### Instruction
Pull out every line in the listing below that contains the word "Message", and copy each of those lines in full.

### Extracted entries
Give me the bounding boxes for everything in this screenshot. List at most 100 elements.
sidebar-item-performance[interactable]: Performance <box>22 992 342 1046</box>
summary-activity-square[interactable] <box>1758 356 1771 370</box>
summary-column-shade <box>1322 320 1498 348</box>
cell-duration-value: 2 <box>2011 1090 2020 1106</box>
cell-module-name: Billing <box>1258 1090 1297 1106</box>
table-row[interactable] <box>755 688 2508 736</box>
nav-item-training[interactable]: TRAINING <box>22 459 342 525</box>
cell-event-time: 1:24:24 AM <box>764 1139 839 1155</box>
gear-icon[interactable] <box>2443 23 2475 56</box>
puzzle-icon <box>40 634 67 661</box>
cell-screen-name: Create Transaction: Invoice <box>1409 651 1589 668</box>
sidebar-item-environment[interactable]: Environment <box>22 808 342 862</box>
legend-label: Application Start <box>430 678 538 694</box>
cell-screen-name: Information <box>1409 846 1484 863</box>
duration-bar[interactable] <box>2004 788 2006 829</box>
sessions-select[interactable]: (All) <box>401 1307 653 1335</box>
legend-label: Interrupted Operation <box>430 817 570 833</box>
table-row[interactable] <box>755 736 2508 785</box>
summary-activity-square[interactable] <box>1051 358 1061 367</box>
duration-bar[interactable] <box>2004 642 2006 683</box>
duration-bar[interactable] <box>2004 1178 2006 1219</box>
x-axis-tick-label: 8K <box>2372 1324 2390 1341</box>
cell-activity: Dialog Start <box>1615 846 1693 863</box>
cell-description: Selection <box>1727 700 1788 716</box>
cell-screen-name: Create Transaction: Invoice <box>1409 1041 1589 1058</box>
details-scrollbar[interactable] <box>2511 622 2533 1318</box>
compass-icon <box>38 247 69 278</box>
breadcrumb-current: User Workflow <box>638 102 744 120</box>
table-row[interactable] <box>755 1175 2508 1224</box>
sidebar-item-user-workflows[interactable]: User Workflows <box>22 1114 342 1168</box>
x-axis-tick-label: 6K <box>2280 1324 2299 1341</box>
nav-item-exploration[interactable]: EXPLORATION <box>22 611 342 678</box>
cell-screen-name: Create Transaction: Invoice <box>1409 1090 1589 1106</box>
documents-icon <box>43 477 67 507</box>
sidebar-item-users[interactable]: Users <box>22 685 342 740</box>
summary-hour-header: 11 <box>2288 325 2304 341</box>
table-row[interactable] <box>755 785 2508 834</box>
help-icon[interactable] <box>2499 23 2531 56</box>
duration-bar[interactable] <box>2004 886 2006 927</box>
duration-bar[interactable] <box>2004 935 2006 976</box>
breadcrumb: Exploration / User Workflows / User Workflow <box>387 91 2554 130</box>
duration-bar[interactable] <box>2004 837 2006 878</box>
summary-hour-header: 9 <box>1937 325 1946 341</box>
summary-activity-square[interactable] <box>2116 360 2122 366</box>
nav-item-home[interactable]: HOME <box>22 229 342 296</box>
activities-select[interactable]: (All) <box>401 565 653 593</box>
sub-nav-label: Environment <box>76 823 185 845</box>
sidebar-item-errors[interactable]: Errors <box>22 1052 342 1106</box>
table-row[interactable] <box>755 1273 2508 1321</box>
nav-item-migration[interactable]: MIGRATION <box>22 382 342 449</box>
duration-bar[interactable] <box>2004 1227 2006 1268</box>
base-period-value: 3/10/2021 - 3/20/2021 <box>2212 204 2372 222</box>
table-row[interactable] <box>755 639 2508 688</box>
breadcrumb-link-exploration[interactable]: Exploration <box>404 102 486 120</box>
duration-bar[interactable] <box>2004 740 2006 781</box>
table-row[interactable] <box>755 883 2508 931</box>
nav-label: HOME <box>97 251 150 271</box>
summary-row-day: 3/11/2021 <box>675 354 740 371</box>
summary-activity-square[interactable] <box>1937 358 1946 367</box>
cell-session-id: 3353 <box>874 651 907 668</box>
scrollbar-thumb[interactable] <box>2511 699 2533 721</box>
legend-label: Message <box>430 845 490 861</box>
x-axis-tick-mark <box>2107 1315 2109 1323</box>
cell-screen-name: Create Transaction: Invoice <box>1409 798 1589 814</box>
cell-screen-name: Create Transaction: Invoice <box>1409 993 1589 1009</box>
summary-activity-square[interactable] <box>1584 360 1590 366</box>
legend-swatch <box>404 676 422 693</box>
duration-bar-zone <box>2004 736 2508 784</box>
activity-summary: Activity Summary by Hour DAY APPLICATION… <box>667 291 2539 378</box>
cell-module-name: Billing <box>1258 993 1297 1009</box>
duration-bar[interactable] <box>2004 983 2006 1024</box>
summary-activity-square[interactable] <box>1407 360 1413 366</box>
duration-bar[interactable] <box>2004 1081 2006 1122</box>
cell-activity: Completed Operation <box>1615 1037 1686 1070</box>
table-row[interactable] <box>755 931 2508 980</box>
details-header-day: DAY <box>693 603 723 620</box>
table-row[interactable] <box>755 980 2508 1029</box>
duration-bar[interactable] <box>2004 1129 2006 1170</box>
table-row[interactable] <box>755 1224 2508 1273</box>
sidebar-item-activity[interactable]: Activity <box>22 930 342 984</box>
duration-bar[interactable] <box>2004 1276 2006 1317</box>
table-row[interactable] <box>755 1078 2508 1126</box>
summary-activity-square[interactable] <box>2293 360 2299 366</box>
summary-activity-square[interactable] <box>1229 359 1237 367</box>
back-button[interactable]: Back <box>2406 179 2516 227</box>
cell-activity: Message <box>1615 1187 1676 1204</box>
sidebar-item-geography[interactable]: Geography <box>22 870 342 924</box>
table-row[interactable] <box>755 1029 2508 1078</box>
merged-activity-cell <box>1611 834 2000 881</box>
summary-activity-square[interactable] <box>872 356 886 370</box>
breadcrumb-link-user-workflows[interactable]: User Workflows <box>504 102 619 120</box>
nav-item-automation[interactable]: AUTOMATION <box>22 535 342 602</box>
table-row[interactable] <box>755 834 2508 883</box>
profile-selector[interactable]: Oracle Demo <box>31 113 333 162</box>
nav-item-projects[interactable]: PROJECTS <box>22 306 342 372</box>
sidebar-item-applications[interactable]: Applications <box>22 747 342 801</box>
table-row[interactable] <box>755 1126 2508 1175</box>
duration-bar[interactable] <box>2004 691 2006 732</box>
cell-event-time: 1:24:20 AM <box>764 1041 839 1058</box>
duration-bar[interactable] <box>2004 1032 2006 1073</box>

### Correct answer
legend-label: Message <box>430 845 490 861</box>
cell-activity: Message <box>1615 1187 1676 1204</box>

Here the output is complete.